---- Records for this task
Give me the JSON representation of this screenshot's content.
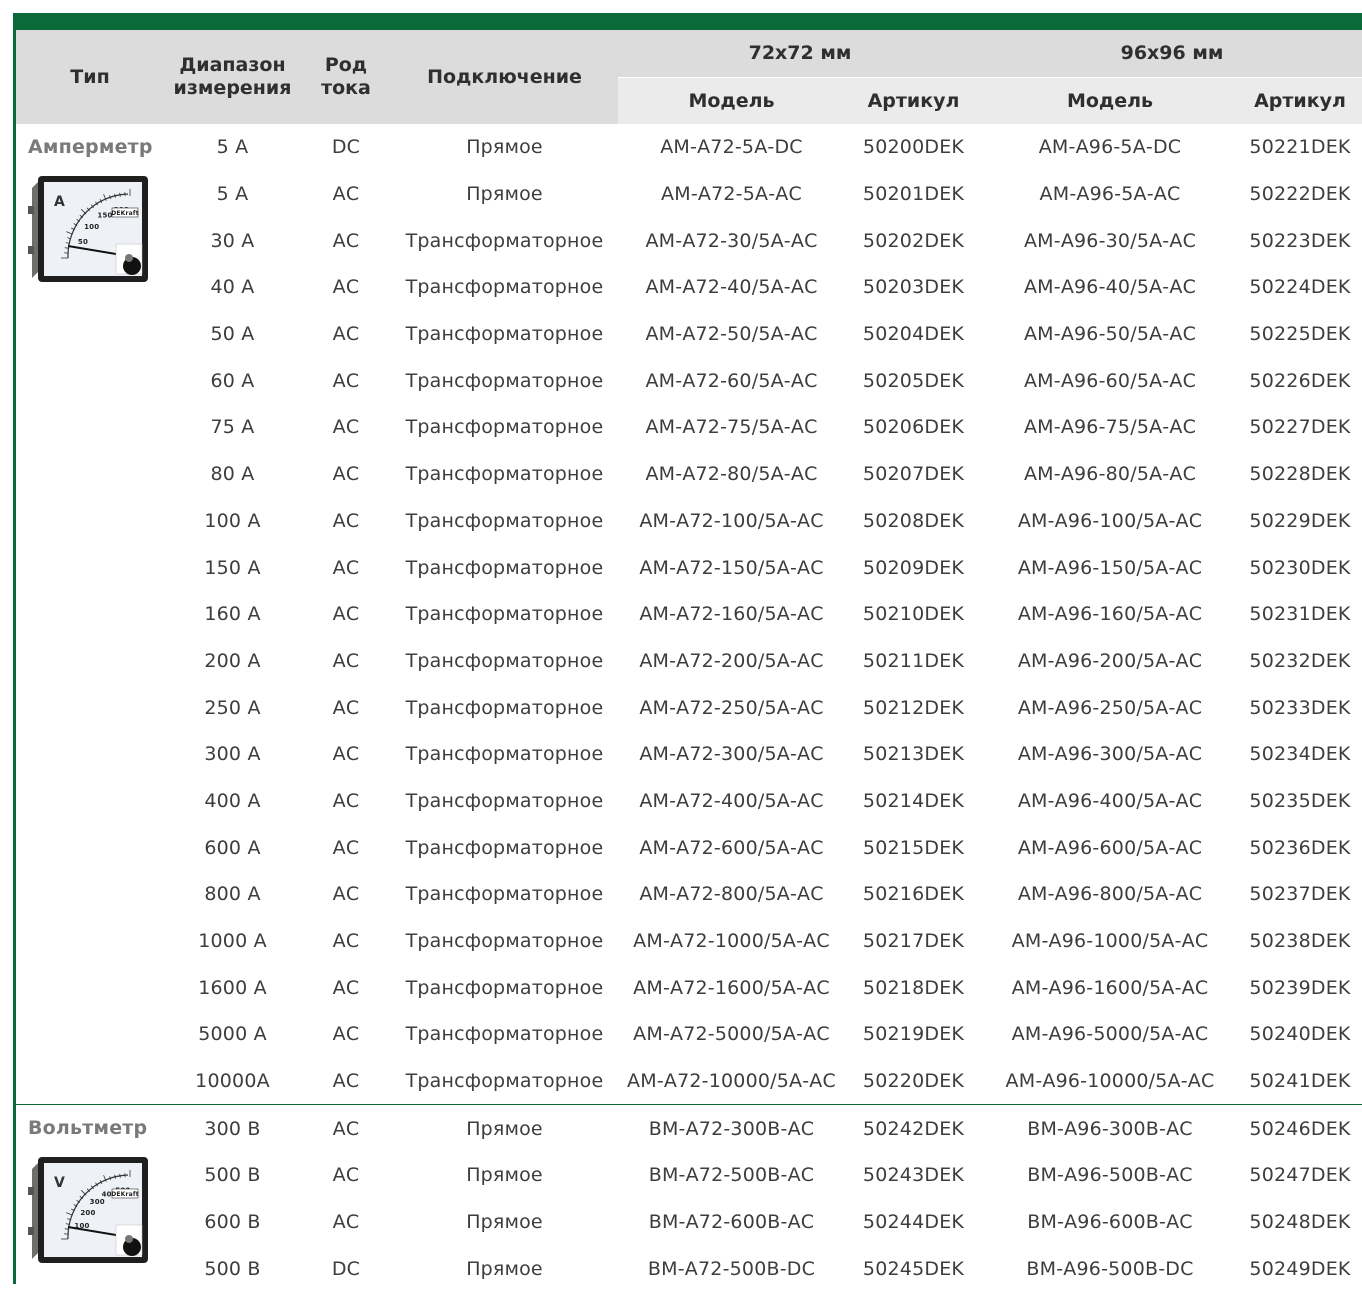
{
  "header": {
    "type": "Тип",
    "range": [
      "Диапазон",
      "измерения"
    ],
    "current": [
      "Род",
      "тока"
    ],
    "connection": "Подключение",
    "group72": "72х72 мм",
    "group96": "96х96 мм",
    "model": "Модель",
    "article": "Артикул"
  },
  "colors": {
    "brand_green": "#0a6a3a",
    "header_gray": "#dcdcdc",
    "subheader_gray": "#ebebeb"
  },
  "sections": [
    {
      "type": "Амперметр",
      "icon": "ammeter-icon",
      "dial_letter": "A",
      "dial_ticks": [
        "50",
        "100",
        "150",
        "200"
      ],
      "brand": "DEKraft",
      "rows": [
        [
          "5 А",
          "DC",
          "Прямое",
          "АМ-А72-5А-DC",
          "50200DEK",
          "АМ-А96-5А-DC",
          "50221DEK"
        ],
        [
          "5 А",
          "АС",
          "Прямое",
          "АМ-А72-5А-АС",
          "50201DEK",
          "АМ-А96-5А-АС",
          "50222DEK"
        ],
        [
          "30 А",
          "АС",
          "Трансформаторное",
          "АМ-А72-30/5А-АС",
          "50202DEK",
          "АМ-А96-30/5А-АС",
          "50223DEK"
        ],
        [
          "40 А",
          "АС",
          "Трансформаторное",
          "АМ-А72-40/5А-АС",
          "50203DEK",
          "АМ-А96-40/5А-АС",
          "50224DEK"
        ],
        [
          "50 А",
          "АС",
          "Трансформаторное",
          "АМ-А72-50/5А-АС",
          "50204DEK",
          "АМ-А96-50/5А-АС",
          "50225DEK"
        ],
        [
          "60 А",
          "АС",
          "Трансформаторное",
          "АМ-А72-60/5А-АС",
          "50205DEK",
          "АМ-А96-60/5А-АС",
          "50226DEK"
        ],
        [
          "75 А",
          "АС",
          "Трансформаторное",
          "АМ-А72-75/5А-АС",
          "50206DEK",
          "АМ-А96-75/5А-АС",
          "50227DEK"
        ],
        [
          "80 А",
          "АС",
          "Трансформаторное",
          "АМ-А72-80/5А-АС",
          "50207DEK",
          "АМ-А96-80/5А-АС",
          "50228DEK"
        ],
        [
          "100 А",
          "АС",
          "Трансформаторное",
          "АМ-А72-100/5А-АС",
          "50208DEK",
          "АМ-А96-100/5А-АС",
          "50229DEK"
        ],
        [
          "150 А",
          "АС",
          "Трансформаторное",
          "АМ-А72-150/5А-АС",
          "50209DEK",
          "АМ-А96-150/5А-АС",
          "50230DEK"
        ],
        [
          "160 А",
          "АС",
          "Трансформаторное",
          "АМ-А72-160/5А-АС",
          "50210DEK",
          "АМ-А96-160/5А-АС",
          "50231DEK"
        ],
        [
          "200 А",
          "АС",
          "Трансформаторное",
          "АМ-А72-200/5А-АС",
          "50211DEK",
          "АМ-А96-200/5А-АС",
          "50232DEK"
        ],
        [
          "250 А",
          "АС",
          "Трансформаторное",
          "АМ-А72-250/5А-АС",
          "50212DEK",
          "АМ-А96-250/5А-АС",
          "50233DEK"
        ],
        [
          "300 А",
          "АС",
          "Трансформаторное",
          "АМ-А72-300/5А-АС",
          "50213DEK",
          "АМ-А96-300/5А-АС",
          "50234DEK"
        ],
        [
          "400 А",
          "АС",
          "Трансформаторное",
          "АМ-А72-400/5А-АС",
          "50214DEK",
          "АМ-А96-400/5А-АС",
          "50235DEK"
        ],
        [
          "600 А",
          "АС",
          "Трансформаторное",
          "АМ-А72-600/5А-АС",
          "50215DEK",
          "АМ-А96-600/5А-АС",
          "50236DEK"
        ],
        [
          "800 А",
          "АС",
          "Трансформаторное",
          "АМ-А72-800/5А-АС",
          "50216DEK",
          "АМ-А96-800/5А-АС",
          "50237DEK"
        ],
        [
          "1000 А",
          "АС",
          "Трансформаторное",
          "АМ-А72-1000/5А-АС",
          "50217DEK",
          "АМ-А96-1000/5А-АС",
          "50238DEK"
        ],
        [
          "1600 А",
          "АС",
          "Трансформаторное",
          "АМ-А72-1600/5А-АС",
          "50218DEK",
          "АМ-А96-1600/5А-АС",
          "50239DEK"
        ],
        [
          "5000 А",
          "АС",
          "Трансформаторное",
          "АМ-А72-5000/5А-АС",
          "50219DEK",
          "АМ-А96-5000/5А-АС",
          "50240DEK"
        ],
        [
          "10000А",
          "АС",
          "Трансформаторное",
          "АМ-А72-10000/5А-АС",
          "50220DEK",
          "АМ-А96-10000/5А-АС",
          "50241DEK"
        ]
      ]
    },
    {
      "type": "Вольтметр",
      "icon": "voltmeter-icon",
      "dial_letter": "V",
      "dial_ticks": [
        "100",
        "200",
        "300",
        "400",
        "500"
      ],
      "brand": "DEKraft",
      "rows": [
        [
          "300 В",
          "АС",
          "Прямое",
          "ВМ-А72-300В-АС",
          "50242DEK",
          "ВМ-А96-300В-АС",
          "50246DEK"
        ],
        [
          "500 В",
          "АС",
          "Прямое",
          "ВМ-А72-500В-АС",
          "50243DEK",
          "ВМ-А96-500В-АС",
          "50247DEK"
        ],
        [
          "600 В",
          "АС",
          "Прямое",
          "ВМ-А72-600В-АС",
          "50244DEK",
          "ВМ-А96-600В-АС",
          "50248DEK"
        ],
        [
          "500 В",
          "DC",
          "Прямое",
          "ВМ-А72-500В-DC",
          "50245DEK",
          "ВМ-А96-500В-DC",
          "50249DEK"
        ]
      ]
    }
  ]
}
--------
Task objective
Quote all the lines above exactly as given. Do not include the pictures.

Result of this exercise
Give me the JSON representation of this screenshot's content.
{
  "header": {
    "type": "Тип",
    "range": [
      "Диапазон",
      "измерения"
    ],
    "current": [
      "Род",
      "тока"
    ],
    "connection": "Подключение",
    "group72": "72х72 мм",
    "group96": "96х96 мм",
    "model": "Модель",
    "article": "Артикул"
  },
  "colors": {
    "brand_green": "#0a6a3a",
    "header_gray": "#dcdcdc",
    "subheader_gray": "#ebebeb"
  },
  "sections": [
    {
      "type": "Амперметр",
      "icon": "ammeter-icon",
      "dial_letter": "A",
      "dial_ticks": [
        "50",
        "100",
        "150",
        "200"
      ],
      "brand": "DEKraft",
      "rows": [
        [
          "5 А",
          "DC",
          "Прямое",
          "АМ-А72-5А-DC",
          "50200DEK",
          "АМ-А96-5А-DC",
          "50221DEK"
        ],
        [
          "5 А",
          "АС",
          "Прямое",
          "АМ-А72-5А-АС",
          "50201DEK",
          "АМ-А96-5А-АС",
          "50222DEK"
        ],
        [
          "30 А",
          "АС",
          "Трансформаторное",
          "АМ-А72-30/5А-АС",
          "50202DEK",
          "АМ-А96-30/5А-АС",
          "50223DEK"
        ],
        [
          "40 А",
          "АС",
          "Трансформаторное",
          "АМ-А72-40/5А-АС",
          "50203DEK",
          "АМ-А96-40/5А-АС",
          "50224DEK"
        ],
        [
          "50 А",
          "АС",
          "Трансформаторное",
          "АМ-А72-50/5А-АС",
          "50204DEK",
          "АМ-А96-50/5А-АС",
          "50225DEK"
        ],
        [
          "60 А",
          "АС",
          "Трансформаторное",
          "АМ-А72-60/5А-АС",
          "50205DEK",
          "АМ-А96-60/5А-АС",
          "50226DEK"
        ],
        [
          "75 А",
          "АС",
          "Трансформаторное",
          "АМ-А72-75/5А-АС",
          "50206DEK",
          "АМ-А96-75/5А-АС",
          "50227DEK"
        ],
        [
          "80 А",
          "АС",
          "Трансформаторное",
          "АМ-А72-80/5А-АС",
          "50207DEK",
          "АМ-А96-80/5А-АС",
          "50228DEK"
        ],
        [
          "100 А",
          "АС",
          "Трансформаторное",
          "АМ-А72-100/5А-АС",
          "50208DEK",
          "АМ-А96-100/5А-АС",
          "50229DEK"
        ],
        [
          "150 А",
          "АС",
          "Трансформаторное",
          "АМ-А72-150/5А-АС",
          "50209DEK",
          "АМ-А96-150/5А-АС",
          "50230DEK"
        ],
        [
          "160 А",
          "АС",
          "Трансформаторное",
          "АМ-А72-160/5А-АС",
          "50210DEK",
          "АМ-А96-160/5А-АС",
          "50231DEK"
        ],
        [
          "200 А",
          "АС",
          "Трансформаторное",
          "АМ-А72-200/5А-АС",
          "50211DEK",
          "АМ-А96-200/5А-АС",
          "50232DEK"
        ],
        [
          "250 А",
          "АС",
          "Трансформаторное",
          "АМ-А72-250/5А-АС",
          "50212DEK",
          "АМ-А96-250/5А-АС",
          "50233DEK"
        ],
        [
          "300 А",
          "АС",
          "Трансформаторное",
          "АМ-А72-300/5А-АС",
          "50213DEK",
          "АМ-А96-300/5А-АС",
          "50234DEK"
        ],
        [
          "400 А",
          "АС",
          "Трансформаторное",
          "АМ-А72-400/5А-АС",
          "50214DEK",
          "АМ-А96-400/5А-АС",
          "50235DEK"
        ],
        [
          "600 А",
          "АС",
          "Трансформаторное",
          "АМ-А72-600/5А-АС",
          "50215DEK",
          "АМ-А96-600/5А-АС",
          "50236DEK"
        ],
        [
          "800 А",
          "АС",
          "Трансформаторное",
          "АМ-А72-800/5А-АС",
          "50216DEK",
          "АМ-А96-800/5А-АС",
          "50237DEK"
        ],
        [
          "1000 А",
          "АС",
          "Трансформаторное",
          "АМ-А72-1000/5А-АС",
          "50217DEK",
          "АМ-А96-1000/5А-АС",
          "50238DEK"
        ],
        [
          "1600 А",
          "АС",
          "Трансформаторное",
          "АМ-А72-1600/5А-АС",
          "50218DEK",
          "АМ-А96-1600/5А-АС",
          "50239DEK"
        ],
        [
          "5000 А",
          "АС",
          "Трансформаторное",
          "АМ-А72-5000/5А-АС",
          "50219DEK",
          "АМ-А96-5000/5А-АС",
          "50240DEK"
        ],
        [
          "10000А",
          "АС",
          "Трансформаторное",
          "АМ-А72-10000/5А-АС",
          "50220DEK",
          "АМ-А96-10000/5А-АС",
          "50241DEK"
        ]
      ]
    },
    {
      "type": "Вольтметр",
      "icon": "voltmeter-icon",
      "dial_letter": "V",
      "dial_ticks": [
        "100",
        "200",
        "300",
        "400",
        "500"
      ],
      "brand": "DEKraft",
      "rows": [
        [
          "300 В",
          "АС",
          "Прямое",
          "ВМ-А72-300В-АС",
          "50242DEK",
          "ВМ-А96-300В-АС",
          "50246DEK"
        ],
        [
          "500 В",
          "АС",
          "Прямое",
          "ВМ-А72-500В-АС",
          "50243DEK",
          "ВМ-А96-500В-АС",
          "50247DEK"
        ],
        [
          "600 В",
          "АС",
          "Прямое",
          "ВМ-А72-600В-АС",
          "50244DEK",
          "ВМ-А96-600В-АС",
          "50248DEK"
        ],
        [
          "500 В",
          "DC",
          "Прямое",
          "ВМ-А72-500В-DC",
          "50245DEK",
          "ВМ-А96-500В-DC",
          "50249DEK"
        ]
      ]
    }
  ]
}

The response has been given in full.